» WORK TO DO: Please write out exactly the lines that begin at the line containing "What data populates" and run to the end of the records.

(Entries taken from a collection)
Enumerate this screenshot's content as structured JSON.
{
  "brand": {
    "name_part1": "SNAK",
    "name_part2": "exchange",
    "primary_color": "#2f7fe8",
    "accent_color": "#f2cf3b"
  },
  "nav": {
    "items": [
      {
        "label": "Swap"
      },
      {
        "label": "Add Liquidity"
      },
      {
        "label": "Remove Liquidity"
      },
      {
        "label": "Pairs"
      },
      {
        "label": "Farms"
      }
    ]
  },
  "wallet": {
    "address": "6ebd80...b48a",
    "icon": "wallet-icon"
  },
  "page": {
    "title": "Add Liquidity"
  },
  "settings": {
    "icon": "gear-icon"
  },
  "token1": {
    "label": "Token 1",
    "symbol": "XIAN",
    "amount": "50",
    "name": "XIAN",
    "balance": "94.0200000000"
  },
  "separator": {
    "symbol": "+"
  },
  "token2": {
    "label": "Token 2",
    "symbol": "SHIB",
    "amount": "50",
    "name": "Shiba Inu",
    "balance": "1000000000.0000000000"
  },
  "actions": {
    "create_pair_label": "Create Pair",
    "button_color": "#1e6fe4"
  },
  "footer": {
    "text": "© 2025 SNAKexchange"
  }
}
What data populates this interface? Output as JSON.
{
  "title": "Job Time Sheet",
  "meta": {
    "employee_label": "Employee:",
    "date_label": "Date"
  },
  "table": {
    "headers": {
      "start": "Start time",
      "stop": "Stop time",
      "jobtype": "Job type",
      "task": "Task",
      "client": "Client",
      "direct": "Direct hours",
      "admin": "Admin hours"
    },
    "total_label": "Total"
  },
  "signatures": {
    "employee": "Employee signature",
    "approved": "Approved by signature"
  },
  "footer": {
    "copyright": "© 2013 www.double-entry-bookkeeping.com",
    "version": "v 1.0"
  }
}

» ANSWER TO THIS EXERCISE:
What data populates this interface? Output as JSON.
{
  "title": "Job Time Sheet",
  "meta": {
    "employee_label": "Employee:",
    "date_label": "Date"
  },
  "table": {
    "headers": {
      "start": "Start time",
      "stop": "Stop time",
      "jobtype": "Job type",
      "task": "Task",
      "client": "Client",
      "direct": "Direct hours",
      "admin": "Admin hours"
    },
    "total_label": "Total"
  },
  "signatures": {
    "employee": "Employee signature",
    "approved": "Approved by signature"
  },
  "footer": {
    "copyright": "© 2013 www.double-entry-bookkeeping.com",
    "version": "v 1.0"
  }
}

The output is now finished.